• [DATASET]:
--------
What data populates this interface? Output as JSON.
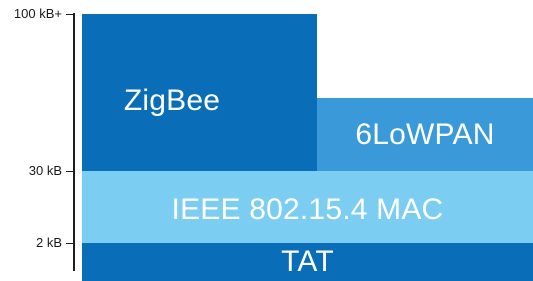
{
  "axis": {
    "ticks": [
      {
        "label": "100 kB+"
      },
      {
        "label": "30 kB"
      },
      {
        "label": "2 kB"
      }
    ]
  },
  "layers": {
    "zigbee": {
      "label": "ZigBee",
      "color": "#0a6db7"
    },
    "sixlowpan": {
      "label": "6LoWPAN",
      "color": "#3a9ad9"
    },
    "mac": {
      "label": "IEEE 802.15.4 MAC",
      "color": "#7ccdf2"
    },
    "tat": {
      "label": "TAT",
      "color": "#0a6db7"
    }
  }
}
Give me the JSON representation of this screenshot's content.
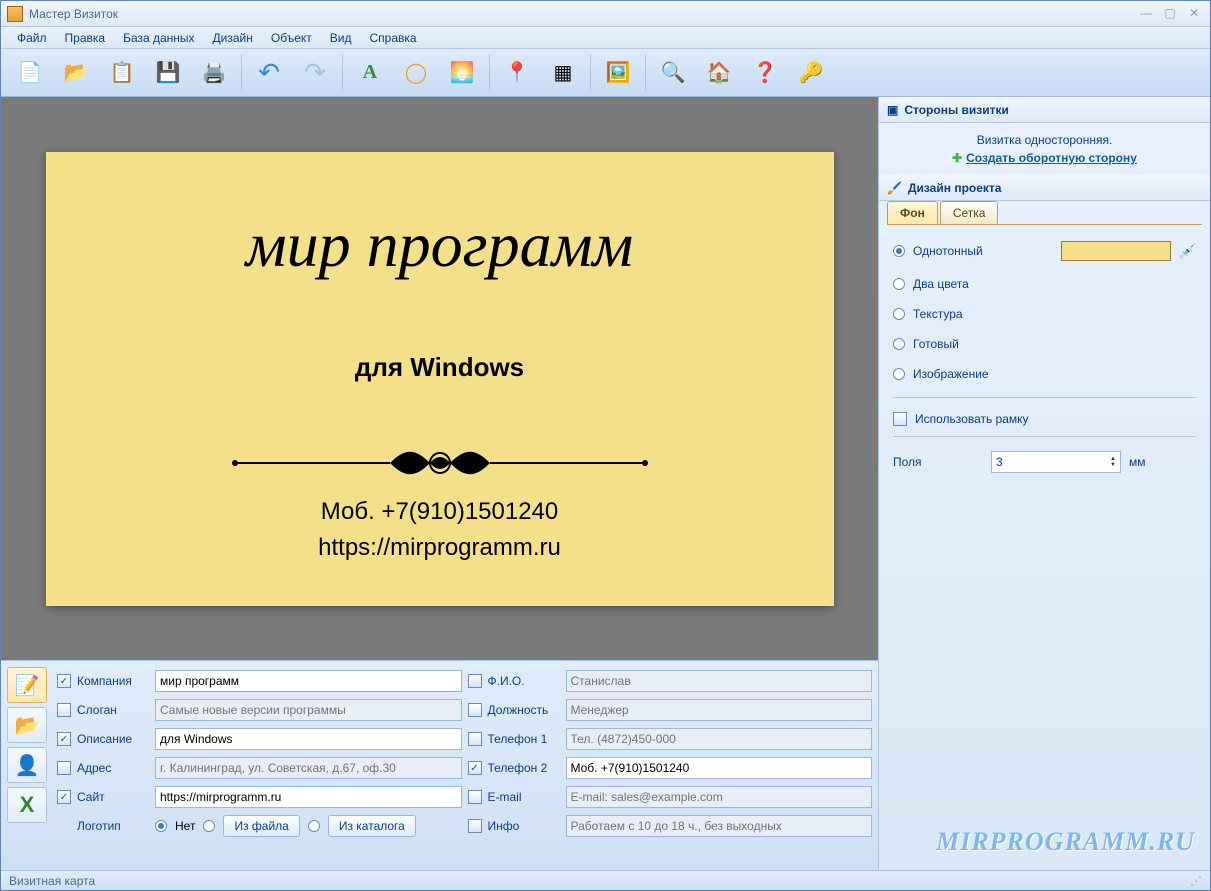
--------
• [EXERCISE]: Omit every image. Quote each record exactly.

• [ANSWER TO THE EXERCISE]:
What data populates this interface? Output as JSON.
{
  "axis": {
    "ticks": [
      {
        "label": "100 kB+"
      },
      {
        "label": "30 kB"
      },
      {
        "label": "2 kB"
      }
    ]
  },
  "layers": {
    "zigbee": {
      "label": "ZigBee",
      "color": "#0a6db7"
    },
    "sixlowpan": {
      "label": "6LoWPAN",
      "color": "#3a9ad9"
    },
    "mac": {
      "label": "IEEE 802.15.4 MAC",
      "color": "#7ccdf2"
    },
    "tat": {
      "label": "TAT",
      "color": "#0a6db7"
    }
  }
}
Give me the JSON representation of this screenshot's content.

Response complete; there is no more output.